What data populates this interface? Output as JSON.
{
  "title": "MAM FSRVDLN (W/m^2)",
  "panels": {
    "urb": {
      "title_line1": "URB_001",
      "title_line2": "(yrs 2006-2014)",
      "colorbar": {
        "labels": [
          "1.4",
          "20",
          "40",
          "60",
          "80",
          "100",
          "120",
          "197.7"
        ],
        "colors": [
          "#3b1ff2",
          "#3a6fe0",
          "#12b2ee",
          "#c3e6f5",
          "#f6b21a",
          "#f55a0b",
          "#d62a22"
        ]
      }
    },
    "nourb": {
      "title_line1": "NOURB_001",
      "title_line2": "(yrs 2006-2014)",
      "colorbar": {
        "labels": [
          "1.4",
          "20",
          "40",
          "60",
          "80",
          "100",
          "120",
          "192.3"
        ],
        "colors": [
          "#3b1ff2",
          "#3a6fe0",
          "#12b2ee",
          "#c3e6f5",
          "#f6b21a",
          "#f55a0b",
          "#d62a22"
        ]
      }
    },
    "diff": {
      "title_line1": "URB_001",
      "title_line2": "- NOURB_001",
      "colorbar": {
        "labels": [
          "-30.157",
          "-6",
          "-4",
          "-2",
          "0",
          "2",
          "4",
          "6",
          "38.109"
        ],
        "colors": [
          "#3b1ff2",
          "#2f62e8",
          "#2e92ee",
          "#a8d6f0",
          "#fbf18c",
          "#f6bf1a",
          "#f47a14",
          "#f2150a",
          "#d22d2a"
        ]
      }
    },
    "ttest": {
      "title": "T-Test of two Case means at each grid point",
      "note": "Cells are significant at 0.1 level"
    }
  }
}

* * * * * * * * *

Write the listing out again, exactly as shown above.

What data populates this interface? Output as JSON.
{
  "title": "MAM FSRVDLN (W/m^2)",
  "panels": {
    "urb": {
      "title_line1": "URB_001",
      "title_line2": "(yrs 2006-2014)",
      "colorbar": {
        "labels": [
          "1.4",
          "20",
          "40",
          "60",
          "80",
          "100",
          "120",
          "197.7"
        ],
        "colors": [
          "#3b1ff2",
          "#3a6fe0",
          "#12b2ee",
          "#c3e6f5",
          "#f6b21a",
          "#f55a0b",
          "#d62a22"
        ]
      }
    },
    "nourb": {
      "title_line1": "NOURB_001",
      "title_line2": "(yrs 2006-2014)",
      "colorbar": {
        "labels": [
          "1.4",
          "20",
          "40",
          "60",
          "80",
          "100",
          "120",
          "192.3"
        ],
        "colors": [
          "#3b1ff2",
          "#3a6fe0",
          "#12b2ee",
          "#c3e6f5",
          "#f6b21a",
          "#f55a0b",
          "#d62a22"
        ]
      }
    },
    "diff": {
      "title_line1": "URB_001",
      "title_line2": "- NOURB_001",
      "colorbar": {
        "labels": [
          "-30.157",
          "-6",
          "-4",
          "-2",
          "0",
          "2",
          "4",
          "6",
          "38.109"
        ],
        "colors": [
          "#3b1ff2",
          "#2f62e8",
          "#2e92ee",
          "#a8d6f0",
          "#fbf18c",
          "#f6bf1a",
          "#f47a14",
          "#f2150a",
          "#d22d2a"
        ]
      }
    },
    "ttest": {
      "title": "T-Test of two Case means at each grid point",
      "note": "Cells are significant at 0.1 level"
    }
  }
}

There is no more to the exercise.